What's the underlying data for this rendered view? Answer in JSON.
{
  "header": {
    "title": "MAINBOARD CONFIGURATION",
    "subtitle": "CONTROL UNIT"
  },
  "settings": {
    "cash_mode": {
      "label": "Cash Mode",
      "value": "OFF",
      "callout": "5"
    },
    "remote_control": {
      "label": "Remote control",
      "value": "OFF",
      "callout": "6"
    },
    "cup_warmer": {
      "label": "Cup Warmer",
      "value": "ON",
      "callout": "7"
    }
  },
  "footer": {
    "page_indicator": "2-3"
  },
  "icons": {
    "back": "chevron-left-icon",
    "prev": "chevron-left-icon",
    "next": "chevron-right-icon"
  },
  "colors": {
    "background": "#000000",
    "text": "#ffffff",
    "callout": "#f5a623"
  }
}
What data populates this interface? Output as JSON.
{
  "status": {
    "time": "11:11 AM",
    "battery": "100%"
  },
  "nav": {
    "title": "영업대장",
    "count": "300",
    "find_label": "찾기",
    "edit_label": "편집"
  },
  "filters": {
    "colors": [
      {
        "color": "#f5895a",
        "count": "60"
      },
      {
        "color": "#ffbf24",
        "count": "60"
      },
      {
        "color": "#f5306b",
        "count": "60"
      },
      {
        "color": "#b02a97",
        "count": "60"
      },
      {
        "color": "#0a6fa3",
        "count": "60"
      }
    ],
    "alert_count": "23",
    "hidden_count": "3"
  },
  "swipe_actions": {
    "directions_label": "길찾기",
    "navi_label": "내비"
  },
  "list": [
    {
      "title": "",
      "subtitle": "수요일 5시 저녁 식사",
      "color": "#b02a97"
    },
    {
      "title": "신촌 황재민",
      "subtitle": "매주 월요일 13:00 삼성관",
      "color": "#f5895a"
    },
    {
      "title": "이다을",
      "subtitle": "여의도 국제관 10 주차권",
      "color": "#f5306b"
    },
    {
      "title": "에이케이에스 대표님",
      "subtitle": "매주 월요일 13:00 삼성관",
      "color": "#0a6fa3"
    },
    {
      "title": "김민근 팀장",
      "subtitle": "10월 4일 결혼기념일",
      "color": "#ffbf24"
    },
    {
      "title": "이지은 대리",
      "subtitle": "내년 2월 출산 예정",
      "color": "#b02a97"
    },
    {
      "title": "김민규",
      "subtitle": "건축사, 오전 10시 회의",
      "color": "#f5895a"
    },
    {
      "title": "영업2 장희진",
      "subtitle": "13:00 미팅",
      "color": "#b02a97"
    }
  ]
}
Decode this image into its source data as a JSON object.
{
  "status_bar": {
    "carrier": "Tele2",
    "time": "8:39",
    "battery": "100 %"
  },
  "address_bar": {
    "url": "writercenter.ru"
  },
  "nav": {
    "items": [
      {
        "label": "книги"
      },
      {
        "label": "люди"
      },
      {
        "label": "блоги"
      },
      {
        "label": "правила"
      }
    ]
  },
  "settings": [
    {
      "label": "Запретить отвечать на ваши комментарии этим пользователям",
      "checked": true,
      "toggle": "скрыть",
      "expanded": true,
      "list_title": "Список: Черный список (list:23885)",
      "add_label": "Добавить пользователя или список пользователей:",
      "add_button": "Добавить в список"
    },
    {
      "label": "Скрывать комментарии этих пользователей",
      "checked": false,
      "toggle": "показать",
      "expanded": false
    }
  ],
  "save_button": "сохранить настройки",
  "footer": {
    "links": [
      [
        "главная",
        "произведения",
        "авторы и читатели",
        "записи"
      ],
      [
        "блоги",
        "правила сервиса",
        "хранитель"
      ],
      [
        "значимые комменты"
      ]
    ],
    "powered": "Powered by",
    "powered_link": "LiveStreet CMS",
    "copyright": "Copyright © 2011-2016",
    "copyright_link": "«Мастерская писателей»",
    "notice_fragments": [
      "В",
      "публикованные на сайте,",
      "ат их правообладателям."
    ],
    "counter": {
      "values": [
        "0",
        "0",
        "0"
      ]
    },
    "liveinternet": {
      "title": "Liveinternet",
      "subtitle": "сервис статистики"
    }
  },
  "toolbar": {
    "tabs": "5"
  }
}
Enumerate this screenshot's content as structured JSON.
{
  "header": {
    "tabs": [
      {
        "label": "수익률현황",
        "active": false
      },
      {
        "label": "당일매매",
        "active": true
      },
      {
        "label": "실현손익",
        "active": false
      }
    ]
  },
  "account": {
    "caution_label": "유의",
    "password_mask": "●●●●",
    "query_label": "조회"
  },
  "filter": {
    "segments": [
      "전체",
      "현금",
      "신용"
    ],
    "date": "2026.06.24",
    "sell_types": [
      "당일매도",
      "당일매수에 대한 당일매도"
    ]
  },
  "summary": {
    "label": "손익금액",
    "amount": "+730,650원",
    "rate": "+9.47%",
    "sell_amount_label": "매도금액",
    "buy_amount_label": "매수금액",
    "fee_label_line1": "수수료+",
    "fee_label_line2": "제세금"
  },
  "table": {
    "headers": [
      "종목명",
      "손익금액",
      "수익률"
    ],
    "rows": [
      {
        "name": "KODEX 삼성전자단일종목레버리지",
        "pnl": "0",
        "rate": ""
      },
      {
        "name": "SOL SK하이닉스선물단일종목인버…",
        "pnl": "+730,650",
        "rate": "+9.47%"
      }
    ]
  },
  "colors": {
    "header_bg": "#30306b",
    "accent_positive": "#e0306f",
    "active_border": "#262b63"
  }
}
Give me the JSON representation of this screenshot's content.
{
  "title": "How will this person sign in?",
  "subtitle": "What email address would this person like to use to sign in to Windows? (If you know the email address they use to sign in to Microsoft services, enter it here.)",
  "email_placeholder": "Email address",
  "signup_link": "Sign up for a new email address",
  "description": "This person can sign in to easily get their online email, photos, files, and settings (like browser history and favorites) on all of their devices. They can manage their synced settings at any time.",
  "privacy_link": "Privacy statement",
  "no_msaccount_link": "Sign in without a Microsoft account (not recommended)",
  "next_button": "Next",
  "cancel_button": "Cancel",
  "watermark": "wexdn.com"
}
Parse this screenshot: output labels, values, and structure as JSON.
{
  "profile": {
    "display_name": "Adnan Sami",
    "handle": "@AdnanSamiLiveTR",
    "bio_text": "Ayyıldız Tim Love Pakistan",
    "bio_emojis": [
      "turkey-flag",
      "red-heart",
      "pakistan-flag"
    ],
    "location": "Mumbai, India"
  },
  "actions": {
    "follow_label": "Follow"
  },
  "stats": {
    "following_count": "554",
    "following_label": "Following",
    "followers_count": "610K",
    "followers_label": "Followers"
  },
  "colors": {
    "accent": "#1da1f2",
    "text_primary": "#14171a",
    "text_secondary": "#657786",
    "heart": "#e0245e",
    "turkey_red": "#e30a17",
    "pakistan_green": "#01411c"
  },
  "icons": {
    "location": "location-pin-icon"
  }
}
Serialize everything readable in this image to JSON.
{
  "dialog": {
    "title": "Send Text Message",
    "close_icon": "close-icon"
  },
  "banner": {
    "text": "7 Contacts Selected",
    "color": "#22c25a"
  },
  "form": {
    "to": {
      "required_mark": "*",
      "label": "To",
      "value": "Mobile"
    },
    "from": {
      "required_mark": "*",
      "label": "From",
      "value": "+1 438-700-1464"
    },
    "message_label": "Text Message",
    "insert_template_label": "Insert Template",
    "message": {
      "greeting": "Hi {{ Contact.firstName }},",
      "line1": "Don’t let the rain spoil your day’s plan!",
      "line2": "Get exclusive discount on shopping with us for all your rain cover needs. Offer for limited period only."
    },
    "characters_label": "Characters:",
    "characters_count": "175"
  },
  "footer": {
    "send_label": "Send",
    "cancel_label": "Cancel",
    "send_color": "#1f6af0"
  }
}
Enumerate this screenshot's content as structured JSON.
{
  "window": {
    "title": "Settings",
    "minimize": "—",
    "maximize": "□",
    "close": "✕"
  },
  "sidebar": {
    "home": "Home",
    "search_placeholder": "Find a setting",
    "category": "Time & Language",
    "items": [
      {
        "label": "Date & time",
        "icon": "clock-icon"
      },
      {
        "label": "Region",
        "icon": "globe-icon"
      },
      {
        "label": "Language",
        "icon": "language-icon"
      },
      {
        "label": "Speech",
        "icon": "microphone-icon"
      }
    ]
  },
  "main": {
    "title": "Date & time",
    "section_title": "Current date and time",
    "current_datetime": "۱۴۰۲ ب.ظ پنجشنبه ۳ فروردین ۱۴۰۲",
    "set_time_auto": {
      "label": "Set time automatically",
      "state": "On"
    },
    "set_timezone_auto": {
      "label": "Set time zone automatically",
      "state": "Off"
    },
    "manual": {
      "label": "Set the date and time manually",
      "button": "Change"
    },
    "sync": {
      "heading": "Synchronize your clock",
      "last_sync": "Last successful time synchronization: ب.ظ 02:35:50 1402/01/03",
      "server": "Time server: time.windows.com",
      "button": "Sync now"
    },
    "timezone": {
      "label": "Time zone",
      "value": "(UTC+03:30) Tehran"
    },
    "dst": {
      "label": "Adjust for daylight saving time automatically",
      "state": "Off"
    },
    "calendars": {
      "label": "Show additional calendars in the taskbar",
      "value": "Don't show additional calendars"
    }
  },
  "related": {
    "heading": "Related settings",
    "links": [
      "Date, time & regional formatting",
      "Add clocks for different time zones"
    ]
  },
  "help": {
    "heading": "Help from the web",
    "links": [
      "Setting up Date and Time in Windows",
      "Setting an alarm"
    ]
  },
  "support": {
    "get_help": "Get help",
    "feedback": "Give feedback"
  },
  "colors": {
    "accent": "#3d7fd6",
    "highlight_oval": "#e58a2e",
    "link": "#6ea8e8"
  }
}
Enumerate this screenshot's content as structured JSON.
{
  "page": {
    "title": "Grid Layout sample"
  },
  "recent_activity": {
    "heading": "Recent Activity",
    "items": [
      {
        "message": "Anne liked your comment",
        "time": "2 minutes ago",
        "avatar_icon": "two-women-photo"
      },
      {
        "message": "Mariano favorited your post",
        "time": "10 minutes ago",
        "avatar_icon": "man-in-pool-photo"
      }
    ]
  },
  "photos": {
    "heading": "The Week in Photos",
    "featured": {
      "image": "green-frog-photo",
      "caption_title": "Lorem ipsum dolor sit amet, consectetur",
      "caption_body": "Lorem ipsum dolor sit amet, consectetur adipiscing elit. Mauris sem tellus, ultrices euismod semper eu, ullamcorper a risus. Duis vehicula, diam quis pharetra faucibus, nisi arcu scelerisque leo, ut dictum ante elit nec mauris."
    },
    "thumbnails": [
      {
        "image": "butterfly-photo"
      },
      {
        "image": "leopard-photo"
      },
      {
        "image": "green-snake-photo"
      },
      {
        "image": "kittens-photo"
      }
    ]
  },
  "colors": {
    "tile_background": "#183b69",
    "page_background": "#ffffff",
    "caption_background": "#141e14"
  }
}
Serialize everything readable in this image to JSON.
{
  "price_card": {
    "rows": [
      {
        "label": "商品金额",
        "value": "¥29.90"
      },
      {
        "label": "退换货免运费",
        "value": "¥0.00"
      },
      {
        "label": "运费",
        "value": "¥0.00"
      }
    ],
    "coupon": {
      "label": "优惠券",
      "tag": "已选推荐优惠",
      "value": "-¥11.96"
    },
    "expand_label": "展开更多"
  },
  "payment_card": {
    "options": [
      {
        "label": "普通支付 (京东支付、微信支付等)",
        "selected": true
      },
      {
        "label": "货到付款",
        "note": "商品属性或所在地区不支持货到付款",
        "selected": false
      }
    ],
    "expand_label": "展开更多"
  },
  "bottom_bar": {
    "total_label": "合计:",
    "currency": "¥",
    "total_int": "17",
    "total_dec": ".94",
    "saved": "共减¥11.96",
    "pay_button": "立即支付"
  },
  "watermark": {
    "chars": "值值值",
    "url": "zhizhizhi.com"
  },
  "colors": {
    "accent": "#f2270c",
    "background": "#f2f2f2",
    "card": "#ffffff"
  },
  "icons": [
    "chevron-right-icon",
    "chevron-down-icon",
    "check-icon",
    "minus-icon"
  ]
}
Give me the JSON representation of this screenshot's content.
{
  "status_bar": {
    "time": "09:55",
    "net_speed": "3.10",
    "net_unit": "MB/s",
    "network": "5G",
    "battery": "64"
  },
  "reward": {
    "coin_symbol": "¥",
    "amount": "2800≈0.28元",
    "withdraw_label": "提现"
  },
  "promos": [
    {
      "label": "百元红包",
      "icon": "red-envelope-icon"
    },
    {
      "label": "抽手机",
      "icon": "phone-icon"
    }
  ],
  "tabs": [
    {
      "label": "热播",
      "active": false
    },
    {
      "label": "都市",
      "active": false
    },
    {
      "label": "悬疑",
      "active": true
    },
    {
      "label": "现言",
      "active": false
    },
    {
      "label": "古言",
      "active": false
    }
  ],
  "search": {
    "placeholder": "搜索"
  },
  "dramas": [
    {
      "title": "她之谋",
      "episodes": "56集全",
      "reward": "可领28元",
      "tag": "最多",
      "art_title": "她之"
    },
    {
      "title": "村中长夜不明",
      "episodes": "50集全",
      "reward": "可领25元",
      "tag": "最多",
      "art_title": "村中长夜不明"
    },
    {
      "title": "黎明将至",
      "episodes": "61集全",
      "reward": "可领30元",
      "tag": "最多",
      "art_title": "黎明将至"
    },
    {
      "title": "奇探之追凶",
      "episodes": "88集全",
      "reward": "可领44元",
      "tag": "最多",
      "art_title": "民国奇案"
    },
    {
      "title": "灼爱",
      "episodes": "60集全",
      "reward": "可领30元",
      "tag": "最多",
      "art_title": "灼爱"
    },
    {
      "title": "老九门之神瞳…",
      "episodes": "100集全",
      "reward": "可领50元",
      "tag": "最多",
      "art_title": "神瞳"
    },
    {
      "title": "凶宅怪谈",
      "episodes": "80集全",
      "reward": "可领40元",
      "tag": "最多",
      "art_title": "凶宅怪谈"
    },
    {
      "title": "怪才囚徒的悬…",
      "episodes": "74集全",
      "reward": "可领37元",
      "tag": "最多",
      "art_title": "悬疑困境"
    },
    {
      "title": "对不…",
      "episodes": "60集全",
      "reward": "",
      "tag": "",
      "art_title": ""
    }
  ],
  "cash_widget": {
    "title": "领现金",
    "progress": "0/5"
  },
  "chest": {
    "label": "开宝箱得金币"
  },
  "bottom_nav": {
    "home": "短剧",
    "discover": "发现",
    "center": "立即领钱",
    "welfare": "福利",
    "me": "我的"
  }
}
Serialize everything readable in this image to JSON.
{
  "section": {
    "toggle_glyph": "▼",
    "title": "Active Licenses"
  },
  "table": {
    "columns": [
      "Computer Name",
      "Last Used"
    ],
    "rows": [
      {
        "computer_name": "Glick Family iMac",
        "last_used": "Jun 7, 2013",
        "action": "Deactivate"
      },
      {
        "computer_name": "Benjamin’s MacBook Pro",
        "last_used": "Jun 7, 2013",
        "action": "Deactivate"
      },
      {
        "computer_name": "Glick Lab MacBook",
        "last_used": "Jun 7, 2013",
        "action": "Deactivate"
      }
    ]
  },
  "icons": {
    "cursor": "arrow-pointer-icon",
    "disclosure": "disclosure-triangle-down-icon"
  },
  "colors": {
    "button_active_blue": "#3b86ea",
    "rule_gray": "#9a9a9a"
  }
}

- _The task_
Give only the count of lines in which the string "image" appears.

- _Reply to the exercise_
9